**Instruction:** Scan the listing and work out how many lines contain the word "making". Nothing but the number should be given.

**Records for the task:**

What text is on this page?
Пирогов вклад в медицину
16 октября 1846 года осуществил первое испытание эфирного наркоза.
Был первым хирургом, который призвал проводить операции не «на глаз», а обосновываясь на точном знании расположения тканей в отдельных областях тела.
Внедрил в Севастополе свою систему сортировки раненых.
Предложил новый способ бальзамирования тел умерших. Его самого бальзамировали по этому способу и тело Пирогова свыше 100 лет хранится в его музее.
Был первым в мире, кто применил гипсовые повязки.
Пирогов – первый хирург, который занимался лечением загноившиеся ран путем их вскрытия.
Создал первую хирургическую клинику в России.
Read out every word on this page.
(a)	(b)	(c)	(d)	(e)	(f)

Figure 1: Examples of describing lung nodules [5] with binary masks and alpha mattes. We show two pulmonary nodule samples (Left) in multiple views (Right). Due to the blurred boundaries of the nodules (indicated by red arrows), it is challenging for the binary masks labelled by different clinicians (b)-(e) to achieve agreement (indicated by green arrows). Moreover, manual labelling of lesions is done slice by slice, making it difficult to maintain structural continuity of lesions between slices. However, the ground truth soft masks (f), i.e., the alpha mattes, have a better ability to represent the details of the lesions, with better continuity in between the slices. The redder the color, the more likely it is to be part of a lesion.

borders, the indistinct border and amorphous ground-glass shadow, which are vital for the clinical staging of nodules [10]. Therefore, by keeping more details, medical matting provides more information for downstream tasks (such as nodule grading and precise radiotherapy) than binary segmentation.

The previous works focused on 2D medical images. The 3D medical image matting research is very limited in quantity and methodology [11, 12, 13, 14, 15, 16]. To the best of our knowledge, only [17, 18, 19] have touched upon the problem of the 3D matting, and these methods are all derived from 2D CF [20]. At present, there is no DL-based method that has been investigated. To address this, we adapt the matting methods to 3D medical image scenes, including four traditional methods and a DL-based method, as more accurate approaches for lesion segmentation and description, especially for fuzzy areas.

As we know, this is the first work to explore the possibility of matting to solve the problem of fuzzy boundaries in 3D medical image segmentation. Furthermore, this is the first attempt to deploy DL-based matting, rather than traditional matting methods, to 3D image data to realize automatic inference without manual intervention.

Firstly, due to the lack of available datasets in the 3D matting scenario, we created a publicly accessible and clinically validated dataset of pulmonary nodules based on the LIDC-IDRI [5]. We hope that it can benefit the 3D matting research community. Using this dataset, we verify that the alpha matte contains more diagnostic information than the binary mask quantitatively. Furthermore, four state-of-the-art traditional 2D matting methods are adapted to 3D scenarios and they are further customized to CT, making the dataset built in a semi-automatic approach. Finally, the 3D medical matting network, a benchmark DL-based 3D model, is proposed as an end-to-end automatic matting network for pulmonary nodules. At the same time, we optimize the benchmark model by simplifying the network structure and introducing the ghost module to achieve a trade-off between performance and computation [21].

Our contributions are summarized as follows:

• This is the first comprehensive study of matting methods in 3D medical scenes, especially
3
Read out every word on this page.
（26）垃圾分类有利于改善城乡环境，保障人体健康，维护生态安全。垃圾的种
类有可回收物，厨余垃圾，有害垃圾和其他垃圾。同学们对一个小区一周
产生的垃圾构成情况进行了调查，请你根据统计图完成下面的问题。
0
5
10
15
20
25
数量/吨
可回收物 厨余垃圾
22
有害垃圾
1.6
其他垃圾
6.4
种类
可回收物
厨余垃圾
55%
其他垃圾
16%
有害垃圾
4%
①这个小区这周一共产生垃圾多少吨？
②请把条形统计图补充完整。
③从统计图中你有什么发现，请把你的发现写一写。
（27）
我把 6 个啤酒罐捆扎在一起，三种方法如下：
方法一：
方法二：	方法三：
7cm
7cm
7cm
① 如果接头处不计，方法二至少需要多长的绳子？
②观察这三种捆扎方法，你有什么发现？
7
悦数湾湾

**Result of the exercise:** 2